* [GIVEN DATA]
-- BEGIN --
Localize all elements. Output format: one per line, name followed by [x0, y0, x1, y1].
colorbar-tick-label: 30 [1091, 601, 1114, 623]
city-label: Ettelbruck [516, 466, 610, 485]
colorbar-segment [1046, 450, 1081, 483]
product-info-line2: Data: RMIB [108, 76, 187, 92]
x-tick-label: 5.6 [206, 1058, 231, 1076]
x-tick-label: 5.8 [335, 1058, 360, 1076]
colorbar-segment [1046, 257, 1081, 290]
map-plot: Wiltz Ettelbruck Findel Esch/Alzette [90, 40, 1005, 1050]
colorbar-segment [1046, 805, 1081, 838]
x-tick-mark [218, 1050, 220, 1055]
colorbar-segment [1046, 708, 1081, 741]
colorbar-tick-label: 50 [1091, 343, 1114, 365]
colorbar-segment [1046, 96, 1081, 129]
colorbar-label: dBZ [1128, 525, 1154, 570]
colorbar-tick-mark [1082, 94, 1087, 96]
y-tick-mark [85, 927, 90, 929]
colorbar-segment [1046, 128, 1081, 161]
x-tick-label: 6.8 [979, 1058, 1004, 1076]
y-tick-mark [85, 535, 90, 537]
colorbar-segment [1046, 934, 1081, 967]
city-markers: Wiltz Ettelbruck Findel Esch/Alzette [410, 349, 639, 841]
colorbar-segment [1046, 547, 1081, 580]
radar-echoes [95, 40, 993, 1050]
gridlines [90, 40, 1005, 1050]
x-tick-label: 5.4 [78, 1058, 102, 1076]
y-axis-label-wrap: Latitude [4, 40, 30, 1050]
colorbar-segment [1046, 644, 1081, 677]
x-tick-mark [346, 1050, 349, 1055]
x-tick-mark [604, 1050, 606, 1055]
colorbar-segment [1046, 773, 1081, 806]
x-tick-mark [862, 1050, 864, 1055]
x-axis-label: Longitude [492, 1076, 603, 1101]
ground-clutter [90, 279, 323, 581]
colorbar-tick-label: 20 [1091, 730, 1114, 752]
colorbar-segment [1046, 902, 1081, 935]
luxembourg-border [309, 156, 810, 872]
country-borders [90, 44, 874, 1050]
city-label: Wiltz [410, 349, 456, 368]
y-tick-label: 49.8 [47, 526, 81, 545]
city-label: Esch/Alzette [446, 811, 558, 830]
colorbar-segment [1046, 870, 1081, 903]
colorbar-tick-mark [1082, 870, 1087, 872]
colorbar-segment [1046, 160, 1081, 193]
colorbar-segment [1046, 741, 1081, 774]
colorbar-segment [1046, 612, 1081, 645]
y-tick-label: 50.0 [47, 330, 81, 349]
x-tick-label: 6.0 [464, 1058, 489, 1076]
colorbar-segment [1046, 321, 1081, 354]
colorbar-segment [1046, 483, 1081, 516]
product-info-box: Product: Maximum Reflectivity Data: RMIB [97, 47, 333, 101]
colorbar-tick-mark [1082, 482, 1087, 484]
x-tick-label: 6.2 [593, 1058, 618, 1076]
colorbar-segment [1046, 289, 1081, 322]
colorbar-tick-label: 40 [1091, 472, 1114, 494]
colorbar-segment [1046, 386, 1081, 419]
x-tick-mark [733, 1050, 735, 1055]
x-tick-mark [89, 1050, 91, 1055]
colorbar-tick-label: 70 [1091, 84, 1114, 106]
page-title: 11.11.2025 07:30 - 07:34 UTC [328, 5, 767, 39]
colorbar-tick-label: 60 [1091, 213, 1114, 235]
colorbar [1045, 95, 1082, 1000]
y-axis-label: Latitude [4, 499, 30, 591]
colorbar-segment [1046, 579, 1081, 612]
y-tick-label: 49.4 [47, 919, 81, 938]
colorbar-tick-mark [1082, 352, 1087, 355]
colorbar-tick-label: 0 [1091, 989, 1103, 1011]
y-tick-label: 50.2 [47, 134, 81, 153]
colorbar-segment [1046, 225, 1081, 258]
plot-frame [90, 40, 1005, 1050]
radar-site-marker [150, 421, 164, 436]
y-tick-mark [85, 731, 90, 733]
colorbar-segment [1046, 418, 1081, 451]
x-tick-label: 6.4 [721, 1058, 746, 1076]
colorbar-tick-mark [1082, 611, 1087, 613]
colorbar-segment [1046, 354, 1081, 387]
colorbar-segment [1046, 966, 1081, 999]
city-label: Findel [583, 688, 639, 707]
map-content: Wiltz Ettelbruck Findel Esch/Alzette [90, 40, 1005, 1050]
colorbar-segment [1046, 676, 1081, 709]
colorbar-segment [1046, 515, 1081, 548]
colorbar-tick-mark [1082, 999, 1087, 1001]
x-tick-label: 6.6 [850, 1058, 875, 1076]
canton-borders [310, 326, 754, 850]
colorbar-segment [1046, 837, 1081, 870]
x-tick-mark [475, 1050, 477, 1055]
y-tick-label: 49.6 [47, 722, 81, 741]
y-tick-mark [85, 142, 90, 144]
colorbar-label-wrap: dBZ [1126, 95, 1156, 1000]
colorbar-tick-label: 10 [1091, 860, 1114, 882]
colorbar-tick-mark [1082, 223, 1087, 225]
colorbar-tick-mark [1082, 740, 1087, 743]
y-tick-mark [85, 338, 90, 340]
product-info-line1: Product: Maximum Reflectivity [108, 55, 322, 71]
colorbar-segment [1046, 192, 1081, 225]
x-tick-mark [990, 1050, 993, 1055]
-- END --
* [WORK TO BE COMPLETED] Replace every occurrence of "colorbar-segment" in the listing above with "colorbar-bin", and reproduce the listing with nothing else altered.

* [CORRECT RESPONSE]
Localize all elements. Output format: one per line, name followed by [x0, y0, x1, y1].
colorbar-tick-label: 30 [1091, 601, 1114, 623]
city-label: Ettelbruck [516, 466, 610, 485]
colorbar-bin [1046, 450, 1081, 483]
product-info-line2: Data: RMIB [108, 76, 187, 92]
x-tick-label: 5.6 [206, 1058, 231, 1076]
x-tick-label: 5.8 [335, 1058, 360, 1076]
colorbar-bin [1046, 257, 1081, 290]
map-plot: Wiltz Ettelbruck Findel Esch/Alzette [90, 40, 1005, 1050]
colorbar-bin [1046, 805, 1081, 838]
x-tick-mark [218, 1050, 220, 1055]
colorbar-bin [1046, 708, 1081, 741]
colorbar-tick-label: 50 [1091, 343, 1114, 365]
colorbar-bin [1046, 96, 1081, 129]
colorbar-label: dBZ [1128, 525, 1154, 570]
colorbar-tick-mark [1082, 94, 1087, 96]
y-tick-mark [85, 927, 90, 929]
colorbar-bin [1046, 128, 1081, 161]
x-tick-label: 6.8 [979, 1058, 1004, 1076]
y-tick-mark [85, 535, 90, 537]
colorbar-bin [1046, 934, 1081, 967]
city-markers: Wiltz Ettelbruck Findel Esch/Alzette [410, 349, 639, 841]
colorbar-bin [1046, 547, 1081, 580]
radar-echoes [95, 40, 993, 1050]
gridlines [90, 40, 1005, 1050]
x-tick-label: 5.4 [78, 1058, 102, 1076]
y-axis-label-wrap: Latitude [4, 40, 30, 1050]
colorbar-bin [1046, 644, 1081, 677]
x-tick-mark [346, 1050, 349, 1055]
x-tick-mark [604, 1050, 606, 1055]
colorbar-bin [1046, 773, 1081, 806]
x-tick-mark [862, 1050, 864, 1055]
x-axis-label: Longitude [492, 1076, 603, 1101]
ground-clutter [90, 279, 323, 581]
colorbar-tick-label: 20 [1091, 730, 1114, 752]
colorbar-bin [1046, 902, 1081, 935]
luxembourg-border [309, 156, 810, 872]
country-borders [90, 44, 874, 1050]
city-label: Wiltz [410, 349, 456, 368]
y-tick-label: 49.8 [47, 526, 81, 545]
city-label: Esch/Alzette [446, 811, 558, 830]
colorbar-bin [1046, 870, 1081, 903]
colorbar-tick-mark [1082, 870, 1087, 872]
colorbar-bin [1046, 160, 1081, 193]
colorbar-bin [1046, 741, 1081, 774]
colorbar-bin [1046, 612, 1081, 645]
y-tick-label: 50.0 [47, 330, 81, 349]
x-tick-label: 6.0 [464, 1058, 489, 1076]
colorbar-bin [1046, 321, 1081, 354]
colorbar-bin [1046, 483, 1081, 516]
product-info-box: Product: Maximum Reflectivity Data: RMIB [97, 47, 333, 101]
colorbar-tick-mark [1082, 482, 1087, 484]
x-tick-label: 6.2 [593, 1058, 618, 1076]
colorbar-bin [1046, 289, 1081, 322]
colorbar-tick-label: 40 [1091, 472, 1114, 494]
colorbar-bin [1046, 386, 1081, 419]
x-tick-mark [733, 1050, 735, 1055]
x-tick-mark [89, 1050, 91, 1055]
colorbar-tick-label: 70 [1091, 84, 1114, 106]
page-title: 11.11.2025 07:30 - 07:34 UTC [328, 5, 767, 39]
colorbar-tick-label: 60 [1091, 213, 1114, 235]
colorbar [1045, 95, 1082, 1000]
y-axis-label: Latitude [4, 499, 30, 591]
colorbar-bin [1046, 579, 1081, 612]
y-tick-label: 49.4 [47, 919, 81, 938]
colorbar-tick-mark [1082, 352, 1087, 355]
colorbar-tick-label: 0 [1091, 989, 1103, 1011]
y-tick-label: 50.2 [47, 134, 81, 153]
colorbar-bin [1046, 225, 1081, 258]
plot-frame [90, 40, 1005, 1050]
radar-site-marker [150, 421, 164, 436]
y-tick-mark [85, 731, 90, 733]
colorbar-bin [1046, 418, 1081, 451]
x-tick-label: 6.4 [721, 1058, 746, 1076]
colorbar-tick-mark [1082, 611, 1087, 613]
colorbar-bin [1046, 354, 1081, 387]
colorbar-bin [1046, 966, 1081, 999]
city-label: Findel [583, 688, 639, 707]
map-content: Wiltz Ettelbruck Findel Esch/Alzette [90, 40, 1005, 1050]
colorbar-bin [1046, 676, 1081, 709]
colorbar-bin [1046, 515, 1081, 548]
colorbar-tick-mark [1082, 999, 1087, 1001]
x-tick-label: 6.6 [850, 1058, 875, 1076]
canton-borders [310, 326, 754, 850]
colorbar-bin [1046, 837, 1081, 870]
x-tick-mark [475, 1050, 477, 1055]
y-tick-label: 49.6 [47, 722, 81, 741]
y-tick-mark [85, 142, 90, 144]
colorbar-label-wrap: dBZ [1126, 95, 1156, 1000]
colorbar-tick-label: 10 [1091, 860, 1114, 882]
colorbar-tick-mark [1082, 223, 1087, 225]
colorbar-tick-mark [1082, 740, 1087, 743]
y-tick-mark [85, 338, 90, 340]
product-info-line1: Product: Maximum Reflectivity [108, 55, 322, 71]
colorbar-bin [1046, 192, 1081, 225]
x-tick-mark [990, 1050, 993, 1055]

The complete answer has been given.